§ PROBLEM
Scan each line of the records for the word "this" and extract the ones that have it.

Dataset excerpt
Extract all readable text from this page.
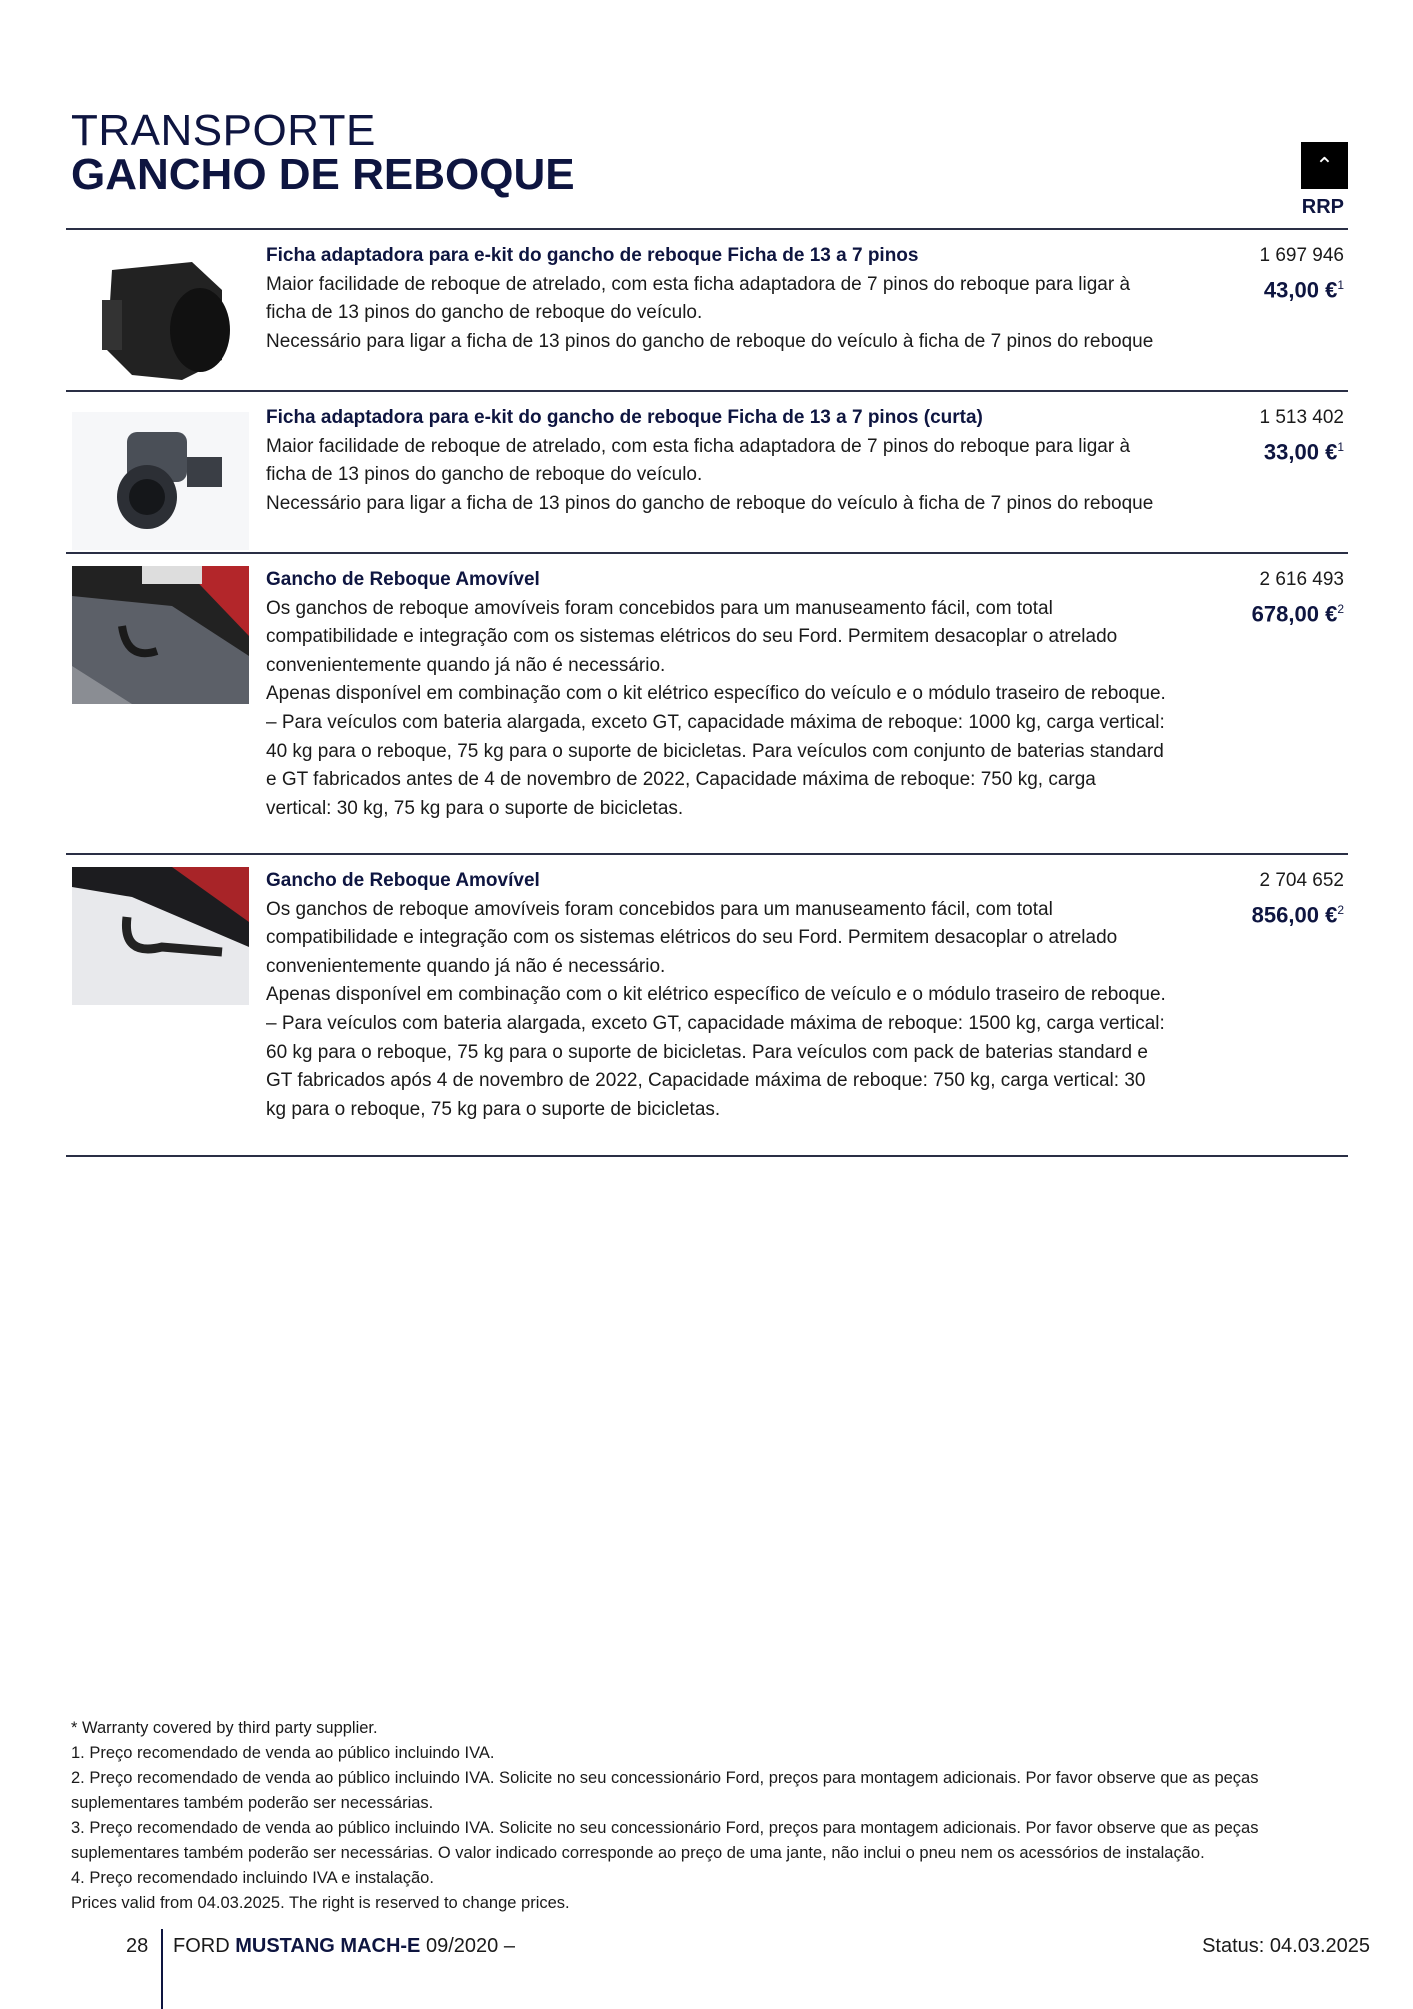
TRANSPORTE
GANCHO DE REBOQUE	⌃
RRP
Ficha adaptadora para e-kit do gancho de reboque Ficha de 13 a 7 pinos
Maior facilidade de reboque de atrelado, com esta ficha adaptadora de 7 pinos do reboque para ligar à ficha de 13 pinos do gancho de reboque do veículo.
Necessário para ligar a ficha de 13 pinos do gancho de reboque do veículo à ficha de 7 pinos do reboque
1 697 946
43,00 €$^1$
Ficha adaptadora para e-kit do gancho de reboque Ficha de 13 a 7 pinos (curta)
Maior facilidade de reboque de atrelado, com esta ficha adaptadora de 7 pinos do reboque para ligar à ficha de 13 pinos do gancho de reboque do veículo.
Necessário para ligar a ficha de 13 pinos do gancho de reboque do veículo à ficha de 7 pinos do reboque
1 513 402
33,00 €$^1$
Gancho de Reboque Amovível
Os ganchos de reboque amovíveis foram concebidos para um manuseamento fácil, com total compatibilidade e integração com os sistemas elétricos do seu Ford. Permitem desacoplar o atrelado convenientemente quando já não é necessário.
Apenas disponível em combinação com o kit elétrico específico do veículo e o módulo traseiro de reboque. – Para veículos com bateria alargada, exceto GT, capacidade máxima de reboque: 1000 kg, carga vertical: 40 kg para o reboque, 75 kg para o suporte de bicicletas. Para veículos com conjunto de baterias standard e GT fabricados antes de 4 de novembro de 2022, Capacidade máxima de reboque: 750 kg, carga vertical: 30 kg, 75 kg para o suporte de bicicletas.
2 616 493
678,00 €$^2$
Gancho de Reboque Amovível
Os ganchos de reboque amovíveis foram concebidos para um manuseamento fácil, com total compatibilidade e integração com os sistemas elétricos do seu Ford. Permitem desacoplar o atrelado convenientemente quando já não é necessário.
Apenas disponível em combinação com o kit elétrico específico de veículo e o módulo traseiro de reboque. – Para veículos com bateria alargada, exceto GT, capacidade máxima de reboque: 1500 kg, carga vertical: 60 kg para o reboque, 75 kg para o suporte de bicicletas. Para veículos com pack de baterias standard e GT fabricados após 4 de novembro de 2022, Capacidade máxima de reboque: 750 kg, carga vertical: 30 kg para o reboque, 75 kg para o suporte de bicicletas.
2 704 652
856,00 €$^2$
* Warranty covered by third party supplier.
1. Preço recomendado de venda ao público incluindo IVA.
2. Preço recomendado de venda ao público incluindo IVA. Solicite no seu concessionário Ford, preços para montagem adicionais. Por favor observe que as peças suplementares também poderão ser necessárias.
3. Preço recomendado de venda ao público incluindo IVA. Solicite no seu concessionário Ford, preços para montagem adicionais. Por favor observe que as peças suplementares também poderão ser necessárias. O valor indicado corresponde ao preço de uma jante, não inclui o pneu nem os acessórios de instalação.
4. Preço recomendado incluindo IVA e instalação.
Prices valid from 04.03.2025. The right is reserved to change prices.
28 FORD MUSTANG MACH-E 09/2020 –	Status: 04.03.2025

* * *

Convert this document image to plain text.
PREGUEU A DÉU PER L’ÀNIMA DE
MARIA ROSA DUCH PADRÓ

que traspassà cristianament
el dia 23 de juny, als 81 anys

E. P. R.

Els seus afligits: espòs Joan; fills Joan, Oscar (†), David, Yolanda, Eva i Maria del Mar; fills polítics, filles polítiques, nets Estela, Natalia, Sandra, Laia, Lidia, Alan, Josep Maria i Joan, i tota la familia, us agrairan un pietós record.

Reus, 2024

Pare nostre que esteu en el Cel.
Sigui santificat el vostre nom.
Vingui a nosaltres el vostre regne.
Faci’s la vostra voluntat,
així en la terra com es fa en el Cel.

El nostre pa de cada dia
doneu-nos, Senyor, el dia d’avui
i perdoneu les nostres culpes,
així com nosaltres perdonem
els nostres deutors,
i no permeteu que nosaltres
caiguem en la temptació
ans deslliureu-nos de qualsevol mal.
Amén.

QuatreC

§ THE RESPONSE
Extract all readable text from this page.
Convert this document image to plain text.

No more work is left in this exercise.